Task goal: Go through the entries one line at a time, and gather every line that has the word "komunikācijas".
___ Extracted data ___
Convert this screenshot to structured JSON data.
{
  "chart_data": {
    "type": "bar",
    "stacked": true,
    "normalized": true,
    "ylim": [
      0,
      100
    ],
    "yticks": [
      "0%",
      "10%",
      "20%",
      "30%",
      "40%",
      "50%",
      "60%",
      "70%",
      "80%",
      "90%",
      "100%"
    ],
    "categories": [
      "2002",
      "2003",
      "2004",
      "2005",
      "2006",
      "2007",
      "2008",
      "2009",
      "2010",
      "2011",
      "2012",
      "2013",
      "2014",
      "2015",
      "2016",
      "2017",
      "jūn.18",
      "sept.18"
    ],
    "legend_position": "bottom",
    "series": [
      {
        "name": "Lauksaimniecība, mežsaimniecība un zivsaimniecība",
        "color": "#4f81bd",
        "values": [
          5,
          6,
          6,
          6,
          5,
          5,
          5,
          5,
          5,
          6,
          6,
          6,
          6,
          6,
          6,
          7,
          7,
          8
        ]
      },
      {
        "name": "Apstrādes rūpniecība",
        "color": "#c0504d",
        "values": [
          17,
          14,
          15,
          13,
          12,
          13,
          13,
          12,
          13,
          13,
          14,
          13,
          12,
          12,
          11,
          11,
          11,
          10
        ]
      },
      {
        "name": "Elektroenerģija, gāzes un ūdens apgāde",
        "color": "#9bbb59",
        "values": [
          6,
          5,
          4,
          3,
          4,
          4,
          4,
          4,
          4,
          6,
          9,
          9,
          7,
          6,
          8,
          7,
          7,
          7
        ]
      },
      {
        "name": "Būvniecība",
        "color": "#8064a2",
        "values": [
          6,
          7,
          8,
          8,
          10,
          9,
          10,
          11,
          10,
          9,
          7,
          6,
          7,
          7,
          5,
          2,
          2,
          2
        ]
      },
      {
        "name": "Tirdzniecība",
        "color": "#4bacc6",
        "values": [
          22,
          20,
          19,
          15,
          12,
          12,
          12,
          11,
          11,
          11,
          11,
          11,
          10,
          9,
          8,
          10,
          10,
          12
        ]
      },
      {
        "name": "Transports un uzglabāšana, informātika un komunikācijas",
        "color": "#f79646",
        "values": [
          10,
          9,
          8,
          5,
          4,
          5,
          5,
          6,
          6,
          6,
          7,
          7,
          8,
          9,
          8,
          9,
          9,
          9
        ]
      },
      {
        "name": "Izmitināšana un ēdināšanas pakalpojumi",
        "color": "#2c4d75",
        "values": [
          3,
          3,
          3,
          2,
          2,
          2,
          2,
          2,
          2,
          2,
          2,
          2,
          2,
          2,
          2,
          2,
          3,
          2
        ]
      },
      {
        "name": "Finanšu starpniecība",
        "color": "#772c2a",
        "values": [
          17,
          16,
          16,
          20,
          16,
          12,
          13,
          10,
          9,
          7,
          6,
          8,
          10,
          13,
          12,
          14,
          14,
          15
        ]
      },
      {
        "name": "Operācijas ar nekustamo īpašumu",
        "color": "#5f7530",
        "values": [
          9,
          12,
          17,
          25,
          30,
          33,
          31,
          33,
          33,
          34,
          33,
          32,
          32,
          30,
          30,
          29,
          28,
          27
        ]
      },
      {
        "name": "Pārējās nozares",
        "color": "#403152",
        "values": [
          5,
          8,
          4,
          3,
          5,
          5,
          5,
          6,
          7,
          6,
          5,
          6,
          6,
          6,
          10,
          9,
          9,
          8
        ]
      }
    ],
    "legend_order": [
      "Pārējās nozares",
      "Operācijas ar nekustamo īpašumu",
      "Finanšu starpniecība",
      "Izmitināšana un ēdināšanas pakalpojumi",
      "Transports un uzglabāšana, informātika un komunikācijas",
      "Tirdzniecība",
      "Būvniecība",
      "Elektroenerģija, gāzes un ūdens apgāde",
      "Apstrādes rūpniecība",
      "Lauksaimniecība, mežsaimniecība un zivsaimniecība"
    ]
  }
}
___
Result for this exercise:
        "name": "Transports un uzglabāšana, informātika un komunikācijas",
      "Transports un uzglabāšana, informātika un komunikācijas",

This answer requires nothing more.